** WHAT TO WORK ON **
Wherever the string "Commands" appears, copy the whole line.

Collected data:
━━━━━━━━━━

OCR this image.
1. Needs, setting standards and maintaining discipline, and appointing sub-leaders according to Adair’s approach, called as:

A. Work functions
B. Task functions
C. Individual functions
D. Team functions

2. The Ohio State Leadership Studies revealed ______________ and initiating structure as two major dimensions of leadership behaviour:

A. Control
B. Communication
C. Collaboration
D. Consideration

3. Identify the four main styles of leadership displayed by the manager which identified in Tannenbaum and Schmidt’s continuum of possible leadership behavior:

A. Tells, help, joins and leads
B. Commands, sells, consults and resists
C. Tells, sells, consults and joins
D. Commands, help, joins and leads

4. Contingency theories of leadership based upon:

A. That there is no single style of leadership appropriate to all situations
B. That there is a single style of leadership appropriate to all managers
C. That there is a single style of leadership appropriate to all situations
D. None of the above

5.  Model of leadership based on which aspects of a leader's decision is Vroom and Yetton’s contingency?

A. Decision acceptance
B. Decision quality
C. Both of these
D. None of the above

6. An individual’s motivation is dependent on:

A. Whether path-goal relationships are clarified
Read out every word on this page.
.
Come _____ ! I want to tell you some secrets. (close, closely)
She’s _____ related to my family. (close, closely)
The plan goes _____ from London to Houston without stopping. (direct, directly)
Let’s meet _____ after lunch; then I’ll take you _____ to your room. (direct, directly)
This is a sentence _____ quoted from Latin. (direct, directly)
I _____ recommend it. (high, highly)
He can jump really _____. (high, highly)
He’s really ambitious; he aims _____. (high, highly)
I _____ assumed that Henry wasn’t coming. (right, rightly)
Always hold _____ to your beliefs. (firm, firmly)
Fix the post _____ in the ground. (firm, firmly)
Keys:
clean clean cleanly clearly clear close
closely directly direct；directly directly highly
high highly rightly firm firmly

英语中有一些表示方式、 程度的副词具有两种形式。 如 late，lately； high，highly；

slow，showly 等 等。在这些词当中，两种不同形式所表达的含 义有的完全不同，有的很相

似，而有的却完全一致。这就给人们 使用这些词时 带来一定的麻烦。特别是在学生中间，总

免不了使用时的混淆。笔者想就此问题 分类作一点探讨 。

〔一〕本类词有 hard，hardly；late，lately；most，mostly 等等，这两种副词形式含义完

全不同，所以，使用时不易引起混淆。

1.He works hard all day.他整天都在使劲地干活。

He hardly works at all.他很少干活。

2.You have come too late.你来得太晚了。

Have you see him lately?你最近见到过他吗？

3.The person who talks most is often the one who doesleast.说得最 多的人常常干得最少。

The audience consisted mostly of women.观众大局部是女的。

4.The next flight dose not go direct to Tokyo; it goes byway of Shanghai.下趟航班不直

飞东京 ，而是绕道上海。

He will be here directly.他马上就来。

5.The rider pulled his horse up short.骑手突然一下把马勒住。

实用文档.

━━━━━━━━━━

** RESPONSE TO THE TASK **
B. Commands, sells, consults and resists
D. Commands, help, joins and leads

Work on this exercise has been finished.